Dataset records:
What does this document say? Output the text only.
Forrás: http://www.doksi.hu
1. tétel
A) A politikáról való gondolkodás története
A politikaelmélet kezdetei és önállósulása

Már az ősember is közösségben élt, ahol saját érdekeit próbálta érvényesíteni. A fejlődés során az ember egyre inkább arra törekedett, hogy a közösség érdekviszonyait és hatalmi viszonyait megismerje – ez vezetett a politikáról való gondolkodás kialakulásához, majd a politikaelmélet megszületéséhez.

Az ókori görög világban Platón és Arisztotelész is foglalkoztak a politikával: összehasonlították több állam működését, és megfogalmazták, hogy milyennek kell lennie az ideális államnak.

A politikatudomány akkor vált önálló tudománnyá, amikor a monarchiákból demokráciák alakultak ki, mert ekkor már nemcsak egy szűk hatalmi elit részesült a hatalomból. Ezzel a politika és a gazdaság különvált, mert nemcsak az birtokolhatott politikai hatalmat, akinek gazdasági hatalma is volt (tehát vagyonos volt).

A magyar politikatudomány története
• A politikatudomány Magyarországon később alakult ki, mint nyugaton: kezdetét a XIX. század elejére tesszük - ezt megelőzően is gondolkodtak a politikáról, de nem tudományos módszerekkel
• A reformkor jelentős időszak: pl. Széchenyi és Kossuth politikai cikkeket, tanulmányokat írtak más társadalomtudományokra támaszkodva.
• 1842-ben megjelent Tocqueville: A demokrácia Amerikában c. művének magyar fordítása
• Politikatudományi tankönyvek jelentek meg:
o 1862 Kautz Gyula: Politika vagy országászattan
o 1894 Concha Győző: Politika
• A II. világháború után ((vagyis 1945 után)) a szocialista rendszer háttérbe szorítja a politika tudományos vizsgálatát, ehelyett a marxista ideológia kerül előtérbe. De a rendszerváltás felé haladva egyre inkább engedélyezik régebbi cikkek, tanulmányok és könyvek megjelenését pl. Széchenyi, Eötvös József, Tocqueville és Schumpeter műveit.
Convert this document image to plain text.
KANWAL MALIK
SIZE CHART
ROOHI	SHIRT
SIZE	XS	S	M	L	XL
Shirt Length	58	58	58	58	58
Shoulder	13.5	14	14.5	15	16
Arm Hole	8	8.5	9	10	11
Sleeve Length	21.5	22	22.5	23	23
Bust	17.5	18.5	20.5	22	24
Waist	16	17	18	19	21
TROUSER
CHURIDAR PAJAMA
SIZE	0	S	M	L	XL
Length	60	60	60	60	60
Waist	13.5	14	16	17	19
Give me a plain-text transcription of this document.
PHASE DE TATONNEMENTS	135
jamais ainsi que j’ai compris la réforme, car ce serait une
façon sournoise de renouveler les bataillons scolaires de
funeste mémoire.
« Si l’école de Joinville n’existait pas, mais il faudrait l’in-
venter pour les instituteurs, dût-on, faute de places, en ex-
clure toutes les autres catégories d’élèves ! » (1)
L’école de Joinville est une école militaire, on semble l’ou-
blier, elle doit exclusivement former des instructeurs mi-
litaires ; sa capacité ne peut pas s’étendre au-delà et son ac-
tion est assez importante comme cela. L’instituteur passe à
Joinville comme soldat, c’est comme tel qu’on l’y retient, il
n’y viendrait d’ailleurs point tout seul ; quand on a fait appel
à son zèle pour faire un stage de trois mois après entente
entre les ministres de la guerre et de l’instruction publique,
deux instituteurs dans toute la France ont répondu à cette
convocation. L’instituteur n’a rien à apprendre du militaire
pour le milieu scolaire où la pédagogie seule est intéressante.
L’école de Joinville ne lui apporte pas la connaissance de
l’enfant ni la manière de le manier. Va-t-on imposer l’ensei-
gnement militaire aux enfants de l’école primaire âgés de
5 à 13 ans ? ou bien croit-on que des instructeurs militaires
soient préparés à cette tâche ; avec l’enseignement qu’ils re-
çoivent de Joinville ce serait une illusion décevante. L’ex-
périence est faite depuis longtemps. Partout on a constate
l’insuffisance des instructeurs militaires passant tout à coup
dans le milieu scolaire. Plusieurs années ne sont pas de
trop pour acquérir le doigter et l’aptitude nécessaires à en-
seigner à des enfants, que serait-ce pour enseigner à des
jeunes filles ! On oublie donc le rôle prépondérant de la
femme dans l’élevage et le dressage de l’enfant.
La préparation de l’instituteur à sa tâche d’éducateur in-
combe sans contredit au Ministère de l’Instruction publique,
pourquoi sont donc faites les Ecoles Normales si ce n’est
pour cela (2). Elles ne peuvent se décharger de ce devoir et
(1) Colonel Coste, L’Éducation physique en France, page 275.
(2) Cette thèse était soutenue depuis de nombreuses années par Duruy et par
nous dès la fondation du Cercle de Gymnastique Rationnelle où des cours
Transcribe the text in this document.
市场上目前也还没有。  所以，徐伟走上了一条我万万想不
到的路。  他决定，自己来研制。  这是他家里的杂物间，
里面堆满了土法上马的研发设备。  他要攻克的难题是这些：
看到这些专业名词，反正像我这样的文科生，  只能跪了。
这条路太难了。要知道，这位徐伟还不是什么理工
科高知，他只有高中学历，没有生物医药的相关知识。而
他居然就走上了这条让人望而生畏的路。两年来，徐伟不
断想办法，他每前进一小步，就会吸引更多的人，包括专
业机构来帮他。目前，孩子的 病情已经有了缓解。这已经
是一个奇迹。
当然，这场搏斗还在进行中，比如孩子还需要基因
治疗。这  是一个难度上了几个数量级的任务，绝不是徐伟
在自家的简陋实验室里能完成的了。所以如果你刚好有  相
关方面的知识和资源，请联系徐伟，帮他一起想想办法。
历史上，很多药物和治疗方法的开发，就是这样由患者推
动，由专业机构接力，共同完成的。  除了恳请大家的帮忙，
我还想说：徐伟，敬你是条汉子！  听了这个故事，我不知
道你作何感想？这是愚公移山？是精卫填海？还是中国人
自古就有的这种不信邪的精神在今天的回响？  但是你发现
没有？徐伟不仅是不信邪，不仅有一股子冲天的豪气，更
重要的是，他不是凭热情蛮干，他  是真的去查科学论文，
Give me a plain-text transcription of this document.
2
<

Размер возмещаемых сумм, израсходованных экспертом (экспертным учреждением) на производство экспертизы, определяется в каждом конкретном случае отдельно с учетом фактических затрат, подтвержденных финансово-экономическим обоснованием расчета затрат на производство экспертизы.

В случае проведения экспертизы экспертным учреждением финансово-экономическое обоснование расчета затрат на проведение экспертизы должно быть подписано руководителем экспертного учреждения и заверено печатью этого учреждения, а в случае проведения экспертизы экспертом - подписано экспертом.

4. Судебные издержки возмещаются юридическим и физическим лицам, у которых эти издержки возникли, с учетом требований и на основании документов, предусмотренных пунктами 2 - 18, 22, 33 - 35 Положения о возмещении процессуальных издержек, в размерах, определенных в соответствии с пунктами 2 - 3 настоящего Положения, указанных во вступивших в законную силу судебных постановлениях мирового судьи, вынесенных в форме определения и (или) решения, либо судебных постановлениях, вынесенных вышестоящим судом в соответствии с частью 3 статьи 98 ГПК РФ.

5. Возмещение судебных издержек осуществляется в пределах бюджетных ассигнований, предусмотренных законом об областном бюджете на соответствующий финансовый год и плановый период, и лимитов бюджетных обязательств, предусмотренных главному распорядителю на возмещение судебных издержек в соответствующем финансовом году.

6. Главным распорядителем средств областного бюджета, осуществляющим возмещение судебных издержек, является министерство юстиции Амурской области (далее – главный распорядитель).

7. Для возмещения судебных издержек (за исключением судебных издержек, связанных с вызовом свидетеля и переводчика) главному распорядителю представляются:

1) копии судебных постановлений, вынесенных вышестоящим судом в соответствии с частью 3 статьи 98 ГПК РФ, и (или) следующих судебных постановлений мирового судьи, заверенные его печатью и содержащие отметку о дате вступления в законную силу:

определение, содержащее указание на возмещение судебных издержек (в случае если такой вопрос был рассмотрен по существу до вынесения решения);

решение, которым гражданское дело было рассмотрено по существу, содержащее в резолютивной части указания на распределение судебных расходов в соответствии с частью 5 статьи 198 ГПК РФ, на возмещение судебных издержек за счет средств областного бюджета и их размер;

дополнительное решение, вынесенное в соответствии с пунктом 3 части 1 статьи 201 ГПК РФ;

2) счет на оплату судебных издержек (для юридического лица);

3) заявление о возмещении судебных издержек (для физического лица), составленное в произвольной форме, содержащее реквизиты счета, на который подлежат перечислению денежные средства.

Description of the task: In the entries above, find each line with the word "comme" and copy it.

Output of the task:
tion est assez importante comme cela. L’instituteur passe à
Joinville comme soldat, c’est comme tel qu’on l’y retient, il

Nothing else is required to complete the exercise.